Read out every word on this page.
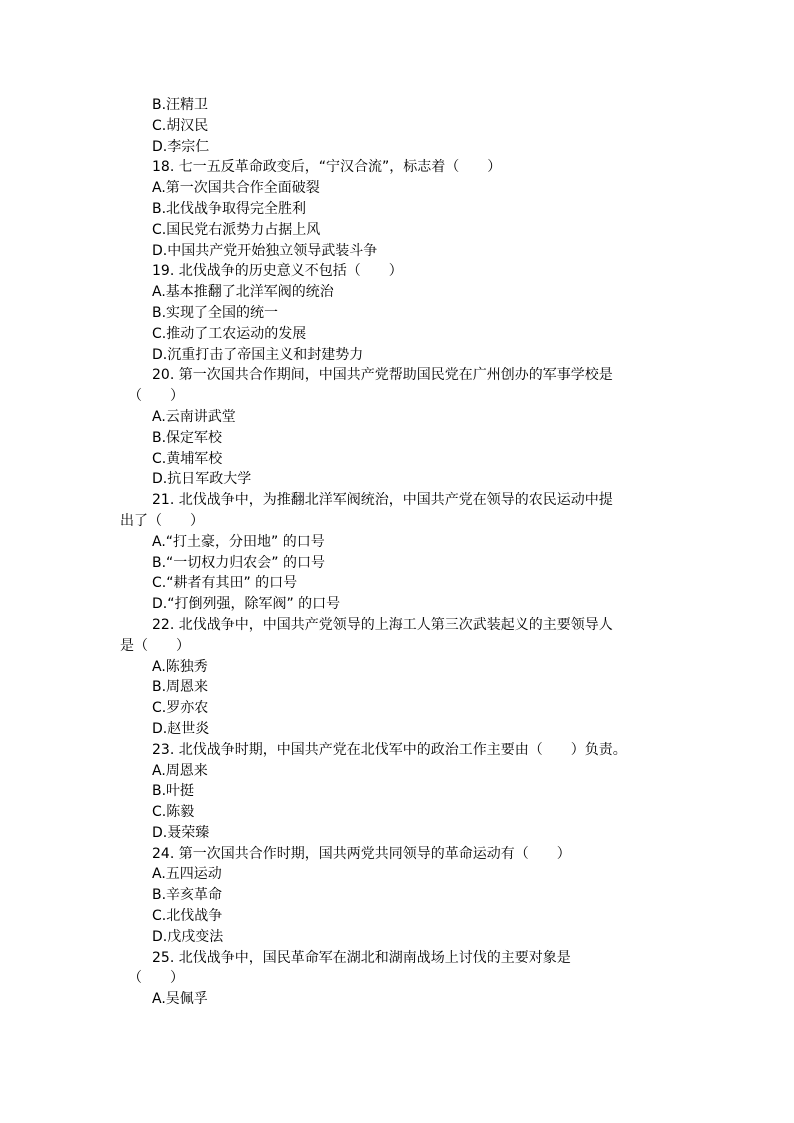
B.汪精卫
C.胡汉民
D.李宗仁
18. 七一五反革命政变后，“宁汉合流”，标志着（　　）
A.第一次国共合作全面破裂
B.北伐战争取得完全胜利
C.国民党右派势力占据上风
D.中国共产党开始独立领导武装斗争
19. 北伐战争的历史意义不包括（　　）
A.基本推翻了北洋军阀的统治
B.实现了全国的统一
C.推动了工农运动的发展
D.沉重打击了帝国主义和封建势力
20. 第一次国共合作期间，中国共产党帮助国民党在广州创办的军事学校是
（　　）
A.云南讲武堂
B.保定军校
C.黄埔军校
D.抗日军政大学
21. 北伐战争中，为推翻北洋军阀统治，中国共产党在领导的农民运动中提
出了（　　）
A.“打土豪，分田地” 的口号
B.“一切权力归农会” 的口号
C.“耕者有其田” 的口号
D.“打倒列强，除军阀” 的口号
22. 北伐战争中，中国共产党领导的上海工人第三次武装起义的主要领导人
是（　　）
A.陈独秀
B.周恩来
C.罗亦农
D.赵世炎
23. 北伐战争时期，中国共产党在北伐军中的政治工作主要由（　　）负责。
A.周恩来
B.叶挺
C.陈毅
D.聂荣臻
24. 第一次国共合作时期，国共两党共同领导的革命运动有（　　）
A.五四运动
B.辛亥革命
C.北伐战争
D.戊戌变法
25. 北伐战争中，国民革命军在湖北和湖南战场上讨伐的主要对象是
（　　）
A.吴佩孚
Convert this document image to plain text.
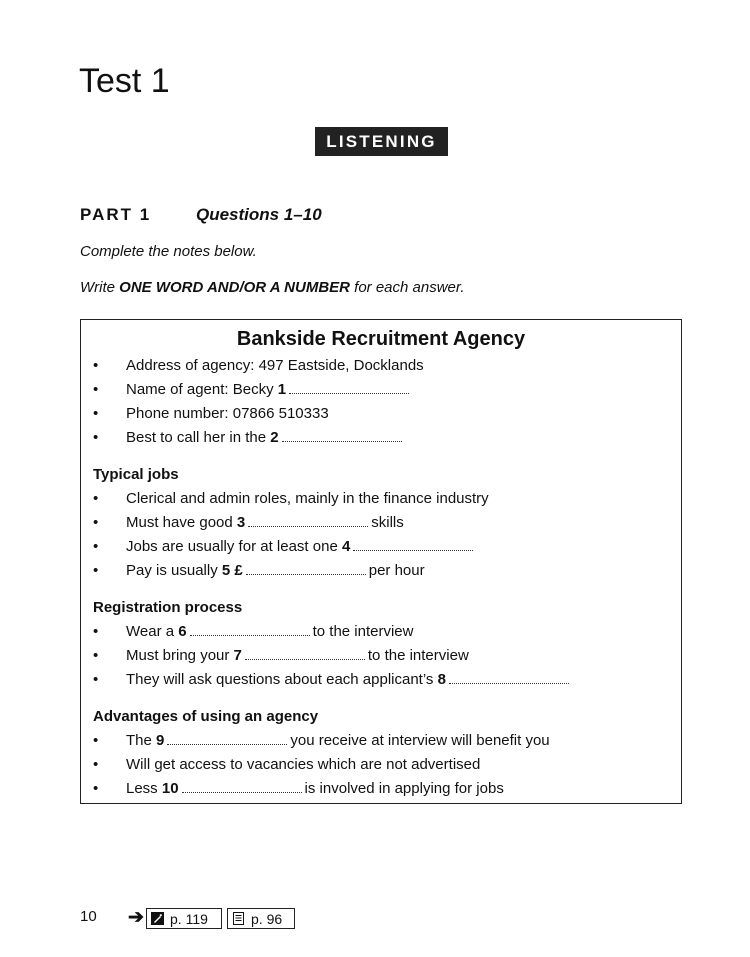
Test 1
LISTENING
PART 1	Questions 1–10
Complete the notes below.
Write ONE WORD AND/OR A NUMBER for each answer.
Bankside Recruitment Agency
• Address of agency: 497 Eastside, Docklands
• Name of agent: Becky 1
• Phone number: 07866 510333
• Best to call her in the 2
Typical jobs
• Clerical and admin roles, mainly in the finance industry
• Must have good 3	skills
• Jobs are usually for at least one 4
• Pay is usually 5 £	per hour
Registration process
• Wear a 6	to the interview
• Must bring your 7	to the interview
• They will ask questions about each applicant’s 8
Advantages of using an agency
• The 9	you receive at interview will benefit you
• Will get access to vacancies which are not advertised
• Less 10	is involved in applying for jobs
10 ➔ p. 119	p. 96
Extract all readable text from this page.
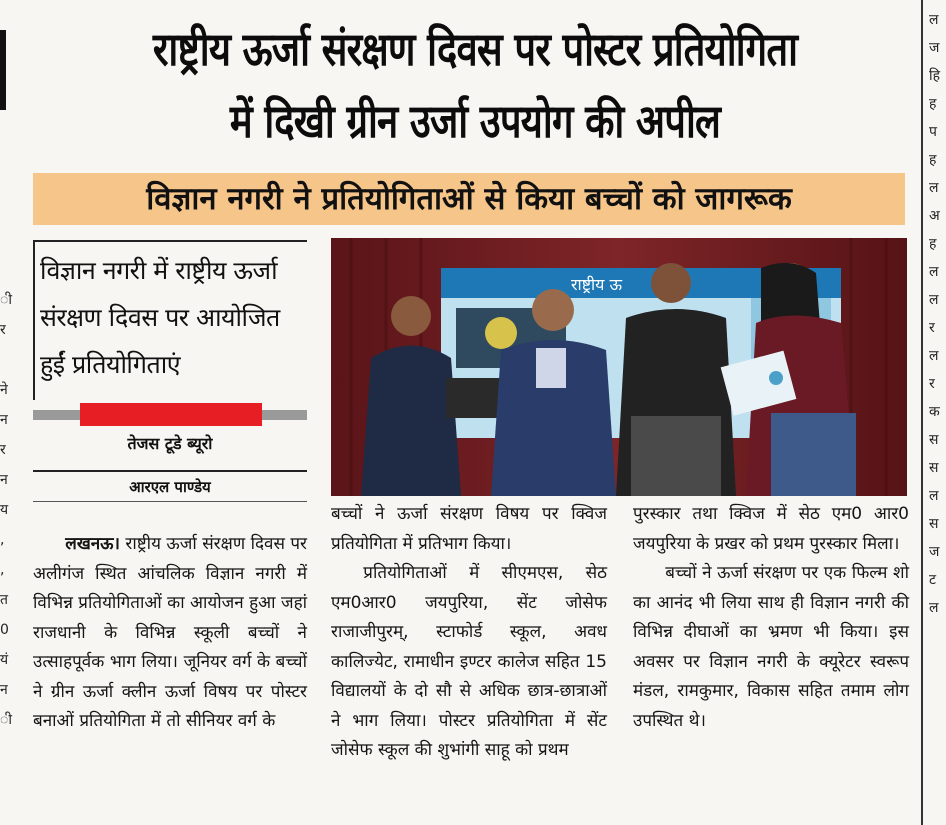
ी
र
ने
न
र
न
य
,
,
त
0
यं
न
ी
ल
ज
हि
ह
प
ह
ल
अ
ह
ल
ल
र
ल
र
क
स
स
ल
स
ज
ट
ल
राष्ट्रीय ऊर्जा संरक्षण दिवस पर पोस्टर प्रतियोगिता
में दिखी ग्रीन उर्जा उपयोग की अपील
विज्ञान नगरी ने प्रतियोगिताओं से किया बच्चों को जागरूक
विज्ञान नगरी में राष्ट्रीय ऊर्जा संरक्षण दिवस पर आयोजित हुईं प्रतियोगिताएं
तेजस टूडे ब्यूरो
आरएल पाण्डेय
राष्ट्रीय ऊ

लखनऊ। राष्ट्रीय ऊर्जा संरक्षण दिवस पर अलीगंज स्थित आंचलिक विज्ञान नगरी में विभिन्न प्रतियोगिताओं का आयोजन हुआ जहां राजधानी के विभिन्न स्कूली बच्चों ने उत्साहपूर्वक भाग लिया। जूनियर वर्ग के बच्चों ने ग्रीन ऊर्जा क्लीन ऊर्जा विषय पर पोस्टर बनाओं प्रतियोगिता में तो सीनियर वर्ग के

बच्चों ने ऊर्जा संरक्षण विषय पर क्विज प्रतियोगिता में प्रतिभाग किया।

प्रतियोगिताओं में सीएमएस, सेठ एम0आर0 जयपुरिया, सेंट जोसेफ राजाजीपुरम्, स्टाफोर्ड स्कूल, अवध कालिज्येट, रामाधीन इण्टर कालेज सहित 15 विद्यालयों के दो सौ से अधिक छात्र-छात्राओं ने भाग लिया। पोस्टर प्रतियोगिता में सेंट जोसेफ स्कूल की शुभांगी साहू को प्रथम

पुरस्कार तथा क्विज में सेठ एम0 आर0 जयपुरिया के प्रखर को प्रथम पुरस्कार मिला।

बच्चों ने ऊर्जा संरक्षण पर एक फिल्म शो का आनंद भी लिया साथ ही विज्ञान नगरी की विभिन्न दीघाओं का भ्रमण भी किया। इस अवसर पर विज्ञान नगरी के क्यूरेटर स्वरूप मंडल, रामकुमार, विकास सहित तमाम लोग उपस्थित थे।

——————————

[Stated task]
Up to and including the last line of the listing, starting at the line with "Extract all readable text from this page.", extract every line exactly and leave out the pictures.

[Solution for this exercise]
Extract all readable text from this page.
ी
र
ने
न
र
न
य
,
,
त
0
यं
न
ी
ल
ज
हि
ह
प
ह
ल
अ
ह
ल
ल
र
ल
र
क
स
स
ल
स
ज
ट
ल
राष्ट्रीय ऊर्जा संरक्षण दिवस पर पोस्टर प्रतियोगिता
में दिखी ग्रीन उर्जा उपयोग की अपील
विज्ञान नगरी ने प्रतियोगिताओं से किया बच्चों को जागरूक
विज्ञान नगरी में राष्ट्रीय ऊर्जा संरक्षण दिवस पर आयोजित हुईं प्रतियोगिताएं
तेजस टूडे ब्यूरो
आरएल पाण्डेय
राष्ट्रीय ऊ

लखनऊ। राष्ट्रीय ऊर्जा संरक्षण दिवस पर अलीगंज स्थित आंचलिक विज्ञान नगरी में विभिन्न प्रतियोगिताओं का आयोजन हुआ जहां राजधानी के विभिन्न स्कूली बच्चों ने उत्साहपूर्वक भाग लिया। जूनियर वर्ग के बच्चों ने ग्रीन ऊर्जा क्लीन ऊर्जा विषय पर पोस्टर बनाओं प्रतियोगिता में तो सीनियर वर्ग के

बच्चों ने ऊर्जा संरक्षण विषय पर क्विज प्रतियोगिता में प्रतिभाग किया।

प्रतियोगिताओं में सीएमएस, सेठ एम0आर0 जयपुरिया, सेंट जोसेफ राजाजीपुरम्, स्टाफोर्ड स्कूल, अवध कालिज्येट, रामाधीन इण्टर कालेज सहित 15 विद्यालयों के दो सौ से अधिक छात्र-छात्राओं ने भाग लिया। पोस्टर प्रतियोगिता में सेंट जोसेफ स्कूल की शुभांगी साहू को प्रथम

पुरस्कार तथा क्विज में सेठ एम0 आर0 जयपुरिया के प्रखर को प्रथम पुरस्कार मिला।

बच्चों ने ऊर्जा संरक्षण पर एक फिल्म शो का आनंद भी लिया साथ ही विज्ञान नगरी की विभिन्न दीघाओं का भ्रमण भी किया। इस अवसर पर विज्ञान नगरी के क्यूरेटर स्वरूप मंडल, रामकुमार, विकास सहित तमाम लोग उपस्थित थे।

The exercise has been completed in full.